Exercises to complete>
• a. From the Emmanuel Leong profile, output the passage starting with "Emmanuel Leong is" and going on through "2010 Asian Games.", copied word for word.
• b. Answer these questions using the Emmanuel Leong profile:
(i) What is his full name?
(ii) Who coaches him?
(iii) In which city did he win a World Championships bronze medal?

══ Extracted text

Emmanuel Leong

Personal information
- Full name: Emmanuel Leong Theng Kuang

Sport
- Country: Malaysia
- Sport: Karate
- Event: Team kata

Medal record
Men's karate
Representing Malaysia
World Championships
| Bronze medal – third place | 2014 Bremen | Team kata |
Asian Championships
| Silver medal – second place | 2015 Yokohama | Team kata |
| Silver medal – second place | 2018 Amman | Team kata |
| Silver medal – second place | 2019 Tashkent | Team kata |
| Bronze medal – third place | 2013 Dubai | Team kata |
| Bronze medal – third place | 2017 Astana | Team kata |
Southeast Asian Games
| Gold medal – first place | 2013 Naypyidaw | Team kata |
| Gold medal – first place | 2017 Kuala Lumpur | Team kata |
| Gold medal – first place | 2019 Philippines | Team kata |
| Bronze medal – third place | 2021 Hanoi | Team kata |

= Emmanuel Leong =

Malaysian karateka

Emmanuel Leong is a Malaysian karateka. At the 2019 Southeast Asian Games he won the gold medal in the men's team kata event, alongside Thomson Hoe and Ivan Oh.

He is coached by Ku Jin Keat who won the gold medal in the men's kata event at the 2010 Asian Games.

════
══ Extracted material

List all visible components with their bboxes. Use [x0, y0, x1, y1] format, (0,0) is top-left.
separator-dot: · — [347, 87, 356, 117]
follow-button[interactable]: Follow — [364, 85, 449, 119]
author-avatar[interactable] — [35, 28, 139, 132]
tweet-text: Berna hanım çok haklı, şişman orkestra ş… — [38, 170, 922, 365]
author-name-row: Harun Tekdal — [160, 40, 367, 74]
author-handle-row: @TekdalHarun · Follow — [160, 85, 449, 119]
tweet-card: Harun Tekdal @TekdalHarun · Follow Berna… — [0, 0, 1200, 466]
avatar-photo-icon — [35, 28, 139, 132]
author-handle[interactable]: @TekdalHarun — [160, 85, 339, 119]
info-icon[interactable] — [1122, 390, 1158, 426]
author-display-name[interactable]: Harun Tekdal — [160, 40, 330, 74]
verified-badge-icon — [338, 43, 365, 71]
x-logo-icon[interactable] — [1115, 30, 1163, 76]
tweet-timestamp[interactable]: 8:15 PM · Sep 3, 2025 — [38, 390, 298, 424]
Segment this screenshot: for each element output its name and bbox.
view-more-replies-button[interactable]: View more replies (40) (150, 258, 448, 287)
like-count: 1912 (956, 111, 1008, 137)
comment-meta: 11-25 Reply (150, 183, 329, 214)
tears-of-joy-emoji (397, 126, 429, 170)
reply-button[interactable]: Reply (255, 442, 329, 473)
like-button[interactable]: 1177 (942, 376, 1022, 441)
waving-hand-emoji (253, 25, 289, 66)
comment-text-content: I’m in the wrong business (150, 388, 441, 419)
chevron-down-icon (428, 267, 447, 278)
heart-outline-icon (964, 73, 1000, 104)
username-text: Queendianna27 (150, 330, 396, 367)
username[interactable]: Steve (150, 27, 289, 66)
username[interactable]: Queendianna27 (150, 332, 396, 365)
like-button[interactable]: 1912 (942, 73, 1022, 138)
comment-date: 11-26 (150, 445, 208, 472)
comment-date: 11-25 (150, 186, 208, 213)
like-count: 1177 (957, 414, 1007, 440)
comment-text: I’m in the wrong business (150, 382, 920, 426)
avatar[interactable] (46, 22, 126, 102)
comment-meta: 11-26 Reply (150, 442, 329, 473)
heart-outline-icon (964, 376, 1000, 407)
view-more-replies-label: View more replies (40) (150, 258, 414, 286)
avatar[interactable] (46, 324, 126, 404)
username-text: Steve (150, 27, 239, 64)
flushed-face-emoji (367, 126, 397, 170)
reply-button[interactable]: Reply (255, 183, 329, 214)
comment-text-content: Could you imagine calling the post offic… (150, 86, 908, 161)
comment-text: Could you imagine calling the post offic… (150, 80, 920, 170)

════

Expected results>
• a.
Emmanuel Leong is a Malaysian karateka. At the 2019 Southeast Asian Games he won the gold medal in the men's team kata event, alongside Thomson Hoe and Ivan Oh.

He is coached by Ku Jin Keat who won the gold medal in the men's kata event at the 2010 Asian Games.

• b.
(i) Emmanuel Leong Theng Kuang
(ii) Ku Jin Keat
(iii) Bremen